** Start of PROVIDED DATA **

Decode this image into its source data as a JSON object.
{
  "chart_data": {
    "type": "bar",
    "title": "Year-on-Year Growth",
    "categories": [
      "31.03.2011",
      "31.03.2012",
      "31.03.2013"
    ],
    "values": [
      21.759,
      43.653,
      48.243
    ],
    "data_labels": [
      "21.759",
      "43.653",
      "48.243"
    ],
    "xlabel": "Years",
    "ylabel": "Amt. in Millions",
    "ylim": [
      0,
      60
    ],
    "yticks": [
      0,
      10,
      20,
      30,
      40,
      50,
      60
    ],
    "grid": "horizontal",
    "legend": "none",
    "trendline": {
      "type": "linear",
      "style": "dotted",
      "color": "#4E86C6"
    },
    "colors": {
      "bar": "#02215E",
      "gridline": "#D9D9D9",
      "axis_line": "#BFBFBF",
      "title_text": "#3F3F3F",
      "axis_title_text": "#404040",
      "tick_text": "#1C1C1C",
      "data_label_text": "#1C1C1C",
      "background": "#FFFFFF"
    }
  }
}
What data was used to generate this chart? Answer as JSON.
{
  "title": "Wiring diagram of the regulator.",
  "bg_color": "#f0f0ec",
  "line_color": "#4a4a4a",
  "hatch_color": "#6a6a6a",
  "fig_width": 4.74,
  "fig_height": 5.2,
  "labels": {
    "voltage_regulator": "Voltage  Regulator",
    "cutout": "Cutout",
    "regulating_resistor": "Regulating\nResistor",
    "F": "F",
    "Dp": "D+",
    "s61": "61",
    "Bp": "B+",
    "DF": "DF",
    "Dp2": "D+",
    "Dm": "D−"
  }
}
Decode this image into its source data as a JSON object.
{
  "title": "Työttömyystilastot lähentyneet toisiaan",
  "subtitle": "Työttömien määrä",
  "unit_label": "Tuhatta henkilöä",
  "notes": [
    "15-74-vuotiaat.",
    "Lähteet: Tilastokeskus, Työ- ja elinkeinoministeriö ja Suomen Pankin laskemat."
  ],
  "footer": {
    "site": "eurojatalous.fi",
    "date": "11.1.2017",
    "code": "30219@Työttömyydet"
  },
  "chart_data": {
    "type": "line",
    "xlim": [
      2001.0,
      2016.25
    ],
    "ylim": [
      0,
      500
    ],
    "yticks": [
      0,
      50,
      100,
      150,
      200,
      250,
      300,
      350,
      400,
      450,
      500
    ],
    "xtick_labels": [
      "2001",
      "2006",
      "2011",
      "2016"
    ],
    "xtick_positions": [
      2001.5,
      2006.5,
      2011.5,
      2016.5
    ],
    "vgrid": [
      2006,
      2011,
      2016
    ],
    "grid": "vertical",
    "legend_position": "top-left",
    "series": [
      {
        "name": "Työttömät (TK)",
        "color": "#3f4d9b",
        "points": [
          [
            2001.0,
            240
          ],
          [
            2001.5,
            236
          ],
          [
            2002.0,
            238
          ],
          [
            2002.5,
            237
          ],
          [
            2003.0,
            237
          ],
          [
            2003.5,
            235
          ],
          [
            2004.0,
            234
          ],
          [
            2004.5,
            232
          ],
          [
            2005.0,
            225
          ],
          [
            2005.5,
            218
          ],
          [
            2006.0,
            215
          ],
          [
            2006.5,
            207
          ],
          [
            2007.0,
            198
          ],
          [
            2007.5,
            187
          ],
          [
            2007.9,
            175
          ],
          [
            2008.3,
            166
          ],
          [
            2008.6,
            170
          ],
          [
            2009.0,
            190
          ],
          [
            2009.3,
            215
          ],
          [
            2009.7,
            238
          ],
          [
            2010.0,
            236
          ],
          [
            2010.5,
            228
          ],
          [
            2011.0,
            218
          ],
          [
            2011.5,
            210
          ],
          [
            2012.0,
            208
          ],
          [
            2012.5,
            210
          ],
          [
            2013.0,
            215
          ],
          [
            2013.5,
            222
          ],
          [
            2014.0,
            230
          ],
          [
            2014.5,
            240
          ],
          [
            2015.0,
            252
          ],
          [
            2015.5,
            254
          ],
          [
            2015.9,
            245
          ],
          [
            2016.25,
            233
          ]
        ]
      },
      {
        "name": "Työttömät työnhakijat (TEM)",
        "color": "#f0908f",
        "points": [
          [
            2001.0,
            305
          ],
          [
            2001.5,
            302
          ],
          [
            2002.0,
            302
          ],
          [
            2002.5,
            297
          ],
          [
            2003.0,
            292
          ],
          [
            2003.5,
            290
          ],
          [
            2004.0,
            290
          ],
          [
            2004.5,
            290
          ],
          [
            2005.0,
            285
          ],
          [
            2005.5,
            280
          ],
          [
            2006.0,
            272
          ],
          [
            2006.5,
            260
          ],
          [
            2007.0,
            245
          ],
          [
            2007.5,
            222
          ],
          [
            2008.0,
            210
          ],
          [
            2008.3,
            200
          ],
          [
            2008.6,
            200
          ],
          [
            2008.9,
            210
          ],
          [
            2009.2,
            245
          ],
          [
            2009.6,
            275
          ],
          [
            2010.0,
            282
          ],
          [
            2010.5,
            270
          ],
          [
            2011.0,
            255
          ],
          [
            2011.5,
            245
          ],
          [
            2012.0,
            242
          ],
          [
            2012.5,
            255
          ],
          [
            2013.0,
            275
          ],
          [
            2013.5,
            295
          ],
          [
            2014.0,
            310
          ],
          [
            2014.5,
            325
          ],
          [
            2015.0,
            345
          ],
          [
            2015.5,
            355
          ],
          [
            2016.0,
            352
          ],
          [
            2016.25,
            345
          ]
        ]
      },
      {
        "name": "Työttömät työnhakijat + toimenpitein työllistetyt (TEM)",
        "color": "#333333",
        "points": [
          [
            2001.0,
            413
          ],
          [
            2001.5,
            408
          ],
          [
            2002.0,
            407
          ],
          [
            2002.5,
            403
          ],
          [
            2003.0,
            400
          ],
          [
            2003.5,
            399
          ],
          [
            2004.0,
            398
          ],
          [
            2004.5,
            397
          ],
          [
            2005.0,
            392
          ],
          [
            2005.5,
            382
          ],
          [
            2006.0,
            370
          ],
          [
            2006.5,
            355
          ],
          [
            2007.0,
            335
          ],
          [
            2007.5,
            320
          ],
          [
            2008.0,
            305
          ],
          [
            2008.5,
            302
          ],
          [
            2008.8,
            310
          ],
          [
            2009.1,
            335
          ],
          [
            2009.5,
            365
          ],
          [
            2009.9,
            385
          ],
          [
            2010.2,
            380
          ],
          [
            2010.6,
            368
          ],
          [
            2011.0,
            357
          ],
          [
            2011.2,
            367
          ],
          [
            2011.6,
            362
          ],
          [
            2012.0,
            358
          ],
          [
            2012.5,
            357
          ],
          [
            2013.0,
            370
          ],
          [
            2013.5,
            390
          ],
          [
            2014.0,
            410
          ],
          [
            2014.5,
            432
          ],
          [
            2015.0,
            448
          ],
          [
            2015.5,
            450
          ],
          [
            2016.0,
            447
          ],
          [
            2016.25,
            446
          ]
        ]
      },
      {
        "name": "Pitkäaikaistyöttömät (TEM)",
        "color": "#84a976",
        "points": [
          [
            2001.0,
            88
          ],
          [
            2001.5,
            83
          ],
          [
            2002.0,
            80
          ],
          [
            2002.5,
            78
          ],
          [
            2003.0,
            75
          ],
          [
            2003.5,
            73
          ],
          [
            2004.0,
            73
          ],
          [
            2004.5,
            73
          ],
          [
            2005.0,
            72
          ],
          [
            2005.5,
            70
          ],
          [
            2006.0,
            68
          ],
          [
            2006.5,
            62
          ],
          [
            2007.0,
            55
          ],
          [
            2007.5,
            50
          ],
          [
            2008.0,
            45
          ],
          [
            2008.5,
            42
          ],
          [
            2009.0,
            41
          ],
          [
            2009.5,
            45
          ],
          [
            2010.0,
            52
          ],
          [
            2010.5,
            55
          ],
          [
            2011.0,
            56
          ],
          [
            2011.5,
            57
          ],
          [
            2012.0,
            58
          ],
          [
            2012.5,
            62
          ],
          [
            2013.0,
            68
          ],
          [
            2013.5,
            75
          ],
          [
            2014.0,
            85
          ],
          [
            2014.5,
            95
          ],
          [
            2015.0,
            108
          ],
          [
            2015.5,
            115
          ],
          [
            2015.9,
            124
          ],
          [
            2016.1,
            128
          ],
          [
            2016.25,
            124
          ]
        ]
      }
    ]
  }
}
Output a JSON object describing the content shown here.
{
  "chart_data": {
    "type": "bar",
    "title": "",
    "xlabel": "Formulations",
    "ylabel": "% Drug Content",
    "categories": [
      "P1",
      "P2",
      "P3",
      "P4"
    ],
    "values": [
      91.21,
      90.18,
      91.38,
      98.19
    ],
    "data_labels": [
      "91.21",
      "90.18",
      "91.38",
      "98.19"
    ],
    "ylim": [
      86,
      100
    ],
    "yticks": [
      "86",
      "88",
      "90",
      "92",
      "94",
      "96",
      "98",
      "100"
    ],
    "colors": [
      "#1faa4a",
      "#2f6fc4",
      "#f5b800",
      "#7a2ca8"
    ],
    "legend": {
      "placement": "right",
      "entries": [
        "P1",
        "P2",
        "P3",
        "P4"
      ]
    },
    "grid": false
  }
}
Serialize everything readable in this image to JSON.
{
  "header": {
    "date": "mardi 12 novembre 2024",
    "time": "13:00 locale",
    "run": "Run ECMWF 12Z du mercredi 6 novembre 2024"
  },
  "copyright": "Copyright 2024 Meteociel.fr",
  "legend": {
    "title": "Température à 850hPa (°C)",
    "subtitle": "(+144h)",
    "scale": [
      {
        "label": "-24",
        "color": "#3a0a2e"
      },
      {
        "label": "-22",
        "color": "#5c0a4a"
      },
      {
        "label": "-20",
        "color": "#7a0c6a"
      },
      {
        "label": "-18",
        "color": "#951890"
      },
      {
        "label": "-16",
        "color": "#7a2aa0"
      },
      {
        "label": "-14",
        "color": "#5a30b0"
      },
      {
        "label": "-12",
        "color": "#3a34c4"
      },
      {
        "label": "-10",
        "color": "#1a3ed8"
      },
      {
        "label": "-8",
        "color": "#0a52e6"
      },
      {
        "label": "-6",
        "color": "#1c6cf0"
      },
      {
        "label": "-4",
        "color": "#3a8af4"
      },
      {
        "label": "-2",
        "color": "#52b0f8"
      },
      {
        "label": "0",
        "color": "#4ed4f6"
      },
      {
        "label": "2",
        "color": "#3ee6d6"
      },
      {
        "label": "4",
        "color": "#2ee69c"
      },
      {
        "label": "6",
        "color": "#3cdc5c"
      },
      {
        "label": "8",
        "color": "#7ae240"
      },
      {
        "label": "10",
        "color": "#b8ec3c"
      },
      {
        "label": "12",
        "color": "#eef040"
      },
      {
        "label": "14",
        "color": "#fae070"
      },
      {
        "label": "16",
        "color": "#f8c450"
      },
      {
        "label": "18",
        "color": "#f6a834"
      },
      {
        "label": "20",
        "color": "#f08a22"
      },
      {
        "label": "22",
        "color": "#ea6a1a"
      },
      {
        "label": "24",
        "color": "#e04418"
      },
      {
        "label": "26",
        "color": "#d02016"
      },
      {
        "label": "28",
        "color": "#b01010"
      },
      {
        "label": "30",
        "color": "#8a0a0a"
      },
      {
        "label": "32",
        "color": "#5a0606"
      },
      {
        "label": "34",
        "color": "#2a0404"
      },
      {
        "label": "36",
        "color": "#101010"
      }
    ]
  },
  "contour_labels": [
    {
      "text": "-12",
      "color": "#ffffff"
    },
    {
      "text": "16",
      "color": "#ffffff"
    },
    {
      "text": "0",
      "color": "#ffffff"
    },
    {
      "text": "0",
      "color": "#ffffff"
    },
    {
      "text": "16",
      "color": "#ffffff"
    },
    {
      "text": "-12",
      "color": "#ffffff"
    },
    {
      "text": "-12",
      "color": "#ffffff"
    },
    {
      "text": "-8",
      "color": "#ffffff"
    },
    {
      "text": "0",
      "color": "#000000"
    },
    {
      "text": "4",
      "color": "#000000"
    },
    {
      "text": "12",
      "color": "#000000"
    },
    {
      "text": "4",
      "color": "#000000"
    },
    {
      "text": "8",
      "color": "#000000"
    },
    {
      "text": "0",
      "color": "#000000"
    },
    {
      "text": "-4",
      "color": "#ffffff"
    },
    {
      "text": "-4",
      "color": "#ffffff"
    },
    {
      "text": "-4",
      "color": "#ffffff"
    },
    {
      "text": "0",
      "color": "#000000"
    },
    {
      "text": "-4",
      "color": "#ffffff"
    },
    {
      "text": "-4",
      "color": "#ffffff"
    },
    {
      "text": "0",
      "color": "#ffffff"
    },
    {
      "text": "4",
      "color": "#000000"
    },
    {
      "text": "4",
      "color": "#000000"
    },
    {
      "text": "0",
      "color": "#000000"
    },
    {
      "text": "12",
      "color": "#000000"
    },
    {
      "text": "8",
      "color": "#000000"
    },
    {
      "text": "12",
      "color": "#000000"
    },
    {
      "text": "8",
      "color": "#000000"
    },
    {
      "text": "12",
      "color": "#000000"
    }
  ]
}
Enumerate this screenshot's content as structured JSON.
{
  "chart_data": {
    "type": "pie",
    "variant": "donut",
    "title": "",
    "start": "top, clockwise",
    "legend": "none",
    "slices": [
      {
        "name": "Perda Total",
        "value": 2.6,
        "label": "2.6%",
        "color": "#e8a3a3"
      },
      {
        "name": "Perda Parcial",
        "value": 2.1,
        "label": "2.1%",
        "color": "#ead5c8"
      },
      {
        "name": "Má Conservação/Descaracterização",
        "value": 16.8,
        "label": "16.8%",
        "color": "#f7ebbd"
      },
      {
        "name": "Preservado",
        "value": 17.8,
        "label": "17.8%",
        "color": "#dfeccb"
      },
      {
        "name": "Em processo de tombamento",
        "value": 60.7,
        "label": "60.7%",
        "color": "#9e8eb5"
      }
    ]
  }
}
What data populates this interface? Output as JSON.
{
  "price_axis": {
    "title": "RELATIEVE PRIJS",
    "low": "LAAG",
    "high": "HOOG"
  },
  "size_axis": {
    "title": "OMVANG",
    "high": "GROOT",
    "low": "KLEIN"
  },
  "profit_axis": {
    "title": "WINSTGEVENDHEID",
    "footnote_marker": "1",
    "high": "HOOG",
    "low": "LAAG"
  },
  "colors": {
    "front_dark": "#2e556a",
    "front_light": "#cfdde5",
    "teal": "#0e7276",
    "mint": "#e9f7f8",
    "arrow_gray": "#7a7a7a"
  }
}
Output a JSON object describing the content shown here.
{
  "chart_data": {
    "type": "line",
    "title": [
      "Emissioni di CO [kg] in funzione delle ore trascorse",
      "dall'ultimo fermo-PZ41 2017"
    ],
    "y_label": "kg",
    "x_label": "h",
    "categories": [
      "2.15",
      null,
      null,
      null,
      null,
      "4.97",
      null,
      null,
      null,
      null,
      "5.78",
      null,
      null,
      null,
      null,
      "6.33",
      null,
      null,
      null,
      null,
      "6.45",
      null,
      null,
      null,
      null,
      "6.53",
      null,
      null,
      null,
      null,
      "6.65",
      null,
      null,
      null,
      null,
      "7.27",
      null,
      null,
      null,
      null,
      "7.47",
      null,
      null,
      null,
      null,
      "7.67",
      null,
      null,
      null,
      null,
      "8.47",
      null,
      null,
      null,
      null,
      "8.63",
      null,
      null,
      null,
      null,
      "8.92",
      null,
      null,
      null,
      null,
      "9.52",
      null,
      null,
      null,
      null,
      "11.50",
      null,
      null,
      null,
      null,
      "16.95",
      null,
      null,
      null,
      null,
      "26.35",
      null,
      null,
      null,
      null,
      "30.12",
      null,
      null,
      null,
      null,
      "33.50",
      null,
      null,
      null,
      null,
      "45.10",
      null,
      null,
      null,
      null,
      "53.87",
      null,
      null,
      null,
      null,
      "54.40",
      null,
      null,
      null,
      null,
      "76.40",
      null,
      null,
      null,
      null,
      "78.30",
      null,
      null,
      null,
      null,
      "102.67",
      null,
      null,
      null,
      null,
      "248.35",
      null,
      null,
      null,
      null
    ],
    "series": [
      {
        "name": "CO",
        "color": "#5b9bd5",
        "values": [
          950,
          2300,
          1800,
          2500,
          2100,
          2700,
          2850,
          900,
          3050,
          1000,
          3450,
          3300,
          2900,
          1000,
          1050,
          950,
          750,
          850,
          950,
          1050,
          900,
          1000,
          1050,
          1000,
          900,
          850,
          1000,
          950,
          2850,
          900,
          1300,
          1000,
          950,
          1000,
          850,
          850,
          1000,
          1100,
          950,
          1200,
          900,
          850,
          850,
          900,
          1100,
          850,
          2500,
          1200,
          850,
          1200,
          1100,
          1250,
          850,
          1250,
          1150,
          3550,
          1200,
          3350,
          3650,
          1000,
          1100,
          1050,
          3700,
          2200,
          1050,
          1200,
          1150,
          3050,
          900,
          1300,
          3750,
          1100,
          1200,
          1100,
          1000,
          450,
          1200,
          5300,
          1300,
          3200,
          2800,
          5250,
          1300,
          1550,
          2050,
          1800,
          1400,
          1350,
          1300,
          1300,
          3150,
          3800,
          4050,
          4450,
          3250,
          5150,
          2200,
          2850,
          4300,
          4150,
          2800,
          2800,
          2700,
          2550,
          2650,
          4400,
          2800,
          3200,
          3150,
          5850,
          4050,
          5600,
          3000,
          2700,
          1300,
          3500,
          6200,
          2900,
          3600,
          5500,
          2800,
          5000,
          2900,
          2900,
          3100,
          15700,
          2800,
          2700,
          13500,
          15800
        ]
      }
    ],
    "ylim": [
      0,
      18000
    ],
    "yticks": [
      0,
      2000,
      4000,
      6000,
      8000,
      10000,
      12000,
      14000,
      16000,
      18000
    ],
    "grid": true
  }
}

** End of PROVIDED DATA **

_GIVEN EXERCISE:_ Look through the data and show every line containing "What".

_WRITTEN ANSWER:_
What data was used to generate this chart? Answer as JSON.
What data populates this interface? Output as JSON.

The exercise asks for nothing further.